Figure data in JSON:

______

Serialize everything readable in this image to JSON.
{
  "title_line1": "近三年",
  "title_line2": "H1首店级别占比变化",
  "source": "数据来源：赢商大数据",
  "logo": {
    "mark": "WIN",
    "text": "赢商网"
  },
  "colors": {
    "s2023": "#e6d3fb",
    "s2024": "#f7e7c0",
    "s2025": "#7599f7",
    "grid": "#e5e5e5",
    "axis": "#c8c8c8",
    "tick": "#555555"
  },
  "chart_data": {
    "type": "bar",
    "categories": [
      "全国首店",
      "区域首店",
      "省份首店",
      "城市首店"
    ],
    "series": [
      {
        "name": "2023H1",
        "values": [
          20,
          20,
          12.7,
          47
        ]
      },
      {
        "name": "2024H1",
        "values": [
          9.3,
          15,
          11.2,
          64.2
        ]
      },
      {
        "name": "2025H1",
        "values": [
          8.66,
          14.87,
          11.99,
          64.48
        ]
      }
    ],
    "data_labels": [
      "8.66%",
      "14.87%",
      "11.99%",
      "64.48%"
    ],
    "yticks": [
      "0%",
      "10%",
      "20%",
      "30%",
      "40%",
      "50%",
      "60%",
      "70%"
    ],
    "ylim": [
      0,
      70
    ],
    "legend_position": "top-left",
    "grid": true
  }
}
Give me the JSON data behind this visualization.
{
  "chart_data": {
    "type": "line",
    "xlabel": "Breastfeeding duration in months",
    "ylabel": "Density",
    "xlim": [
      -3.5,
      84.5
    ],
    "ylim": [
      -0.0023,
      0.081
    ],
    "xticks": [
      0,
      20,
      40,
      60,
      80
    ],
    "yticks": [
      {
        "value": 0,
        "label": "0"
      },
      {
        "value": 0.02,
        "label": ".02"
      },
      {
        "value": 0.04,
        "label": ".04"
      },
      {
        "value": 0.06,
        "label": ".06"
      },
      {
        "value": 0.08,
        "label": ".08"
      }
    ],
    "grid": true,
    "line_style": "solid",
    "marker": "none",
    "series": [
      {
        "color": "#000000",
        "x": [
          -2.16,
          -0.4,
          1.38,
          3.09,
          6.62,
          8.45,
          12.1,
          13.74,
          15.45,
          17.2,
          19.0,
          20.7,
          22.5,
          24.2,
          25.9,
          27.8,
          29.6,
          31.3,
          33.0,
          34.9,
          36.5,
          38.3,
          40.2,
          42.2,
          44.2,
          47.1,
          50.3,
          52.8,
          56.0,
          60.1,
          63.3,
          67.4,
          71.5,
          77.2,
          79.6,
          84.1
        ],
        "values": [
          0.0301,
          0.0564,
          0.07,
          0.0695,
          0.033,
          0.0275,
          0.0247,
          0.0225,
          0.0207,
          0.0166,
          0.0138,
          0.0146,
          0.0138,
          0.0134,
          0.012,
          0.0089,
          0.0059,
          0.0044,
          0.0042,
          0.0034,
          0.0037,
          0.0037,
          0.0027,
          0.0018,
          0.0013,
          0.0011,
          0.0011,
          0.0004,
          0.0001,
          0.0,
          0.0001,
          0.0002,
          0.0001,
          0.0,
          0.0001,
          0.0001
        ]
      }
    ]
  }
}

______

Repeat the listing above without any change.

Serialize everything readable in this image to JSON.
{
  "title_line1": "近三年",
  "title_line2": "H1首店级别占比变化",
  "source": "数据来源：赢商大数据",
  "logo": {
    "mark": "WIN",
    "text": "赢商网"
  },
  "colors": {
    "s2023": "#e6d3fb",
    "s2024": "#f7e7c0",
    "s2025": "#7599f7",
    "grid": "#e5e5e5",
    "axis": "#c8c8c8",
    "tick": "#555555"
  },
  "chart_data": {
    "type": "bar",
    "categories": [
      "全国首店",
      "区域首店",
      "省份首店",
      "城市首店"
    ],
    "series": [
      {
        "name": "2023H1",
        "values": [
          20,
          20,
          12.7,
          47
        ]
      },
      {
        "name": "2024H1",
        "values": [
          9.3,
          15,
          11.2,
          64.2
        ]
      },
      {
        "name": "2025H1",
        "values": [
          8.66,
          14.87,
          11.99,
          64.48
        ]
      }
    ],
    "data_labels": [
      "8.66%",
      "14.87%",
      "11.99%",
      "64.48%"
    ],
    "yticks": [
      "0%",
      "10%",
      "20%",
      "30%",
      "40%",
      "50%",
      "60%",
      "70%"
    ],
    "ylim": [
      0,
      70
    ],
    "legend_position": "top-left",
    "grid": true
  }
}
Give me the JSON data behind this visualization.
{
  "chart_data": {
    "type": "line",
    "xlabel": "Breastfeeding duration in months",
    "ylabel": "Density",
    "xlim": [
      -3.5,
      84.5
    ],
    "ylim": [
      -0.0023,
      0.081
    ],
    "xticks": [
      0,
      20,
      40,
      60,
      80
    ],
    "yticks": [
      {
        "value": 0,
        "label": "0"
      },
      {
        "value": 0.02,
        "label": ".02"
      },
      {
        "value": 0.04,
        "label": ".04"
      },
      {
        "value": 0.06,
        "label": ".06"
      },
      {
        "value": 0.08,
        "label": ".08"
      }
    ],
    "grid": true,
    "line_style": "solid",
    "marker": "none",
    "series": [
      {
        "color": "#000000",
        "x": [
          -2.16,
          -0.4,
          1.38,
          3.09,
          6.62,
          8.45,
          12.1,
          13.74,
          15.45,
          17.2,
          19.0,
          20.7,
          22.5,
          24.2,
          25.9,
          27.8,
          29.6,
          31.3,
          33.0,
          34.9,
          36.5,
          38.3,
          40.2,
          42.2,
          44.2,
          47.1,
          50.3,
          52.8,
          56.0,
          60.1,
          63.3,
          67.4,
          71.5,
          77.2,
          79.6,
          84.1
        ],
        "values": [
          0.0301,
          0.0564,
          0.07,
          0.0695,
          0.033,
          0.0275,
          0.0247,
          0.0225,
          0.0207,
          0.0166,
          0.0138,
          0.0146,
          0.0138,
          0.0134,
          0.012,
          0.0089,
          0.0059,
          0.0044,
          0.0042,
          0.0034,
          0.0037,
          0.0037,
          0.0027,
          0.0018,
          0.0013,
          0.0011,
          0.0011,
          0.0004,
          0.0001,
          0.0,
          0.0001,
          0.0002,
          0.0001,
          0.0,
          0.0001,
          0.0001
        ]
      }
    ]
  }
}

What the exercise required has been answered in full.